--- START ROWS ---

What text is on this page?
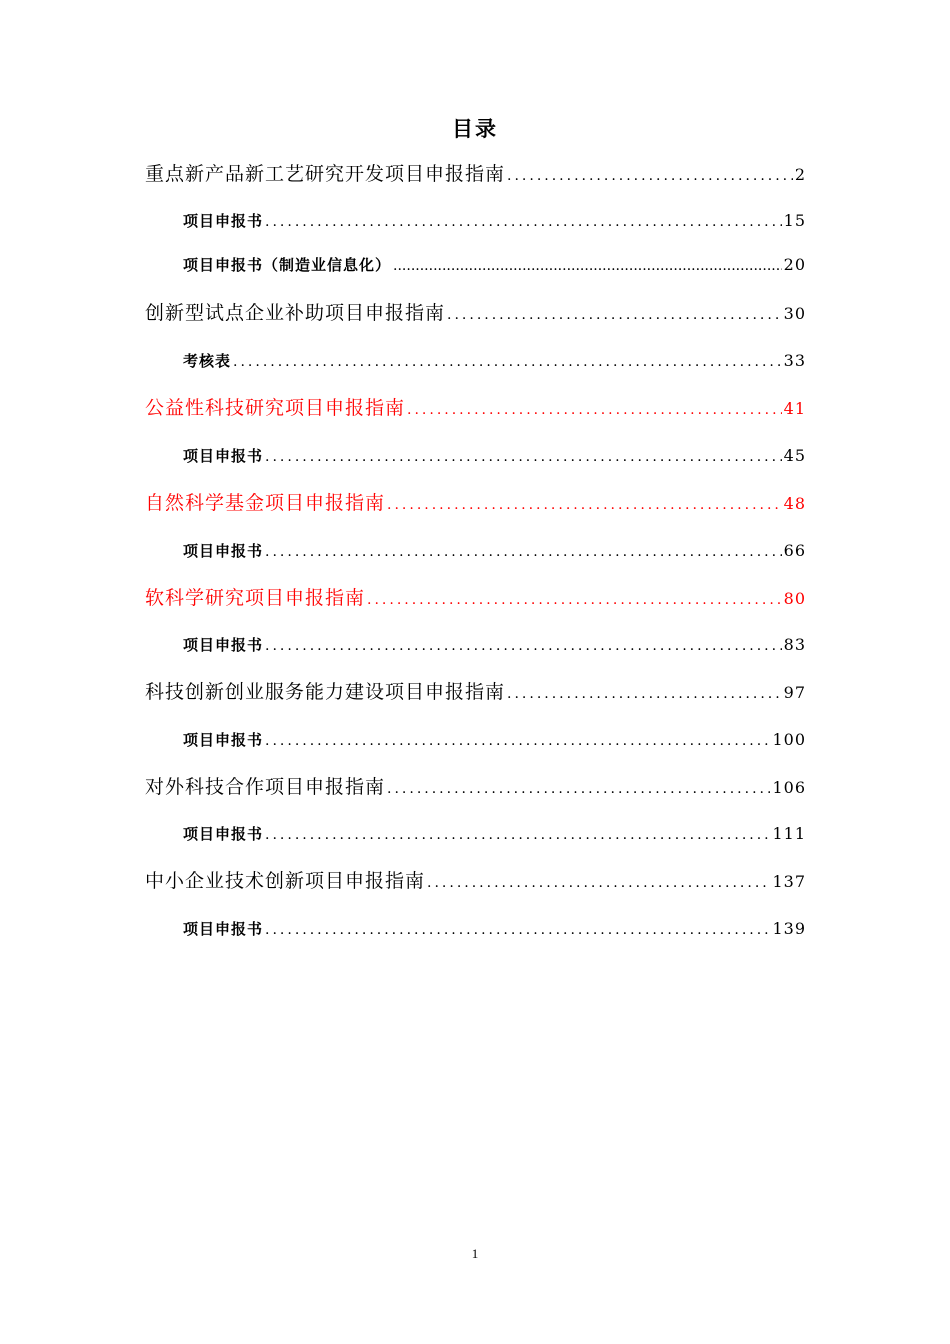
目录
重点新产品新工艺研究开发项目申报指南 .....	2
项目申报书 .....	15
项目申报书（制造业信息化） .....	20
创新型试点企业补助项目申报指南 .....	30
考核表 .....	33
公益性科技研究项目申报指南 .....	41
项目申报书 .....	45
自然科学基金项目申报指南 .....	48
项目申报书 .....	66
软科学研究项目申报指南 .....	80
项目申报书 .....	83
科技创新创业服务能力建设项目申报指南 .....	97
项目申报书 .....	100
对外科技合作项目申报指南 .....	106
项目申报书 .....	111
中小企业技术创新项目申报指南 .....	137
项目申报书 .....	139
1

--- END ROWS ---

Report all lines of the material that contain the word "项目申报书".

项目申报书 .....	15
项目申报书（制造业信息化） .....	20
项目申报书 .....	45
项目申报书 .....	66
项目申报书 .....	83
项目申报书 .....	100
项目申报书 .....	111
项目申报书 .....	139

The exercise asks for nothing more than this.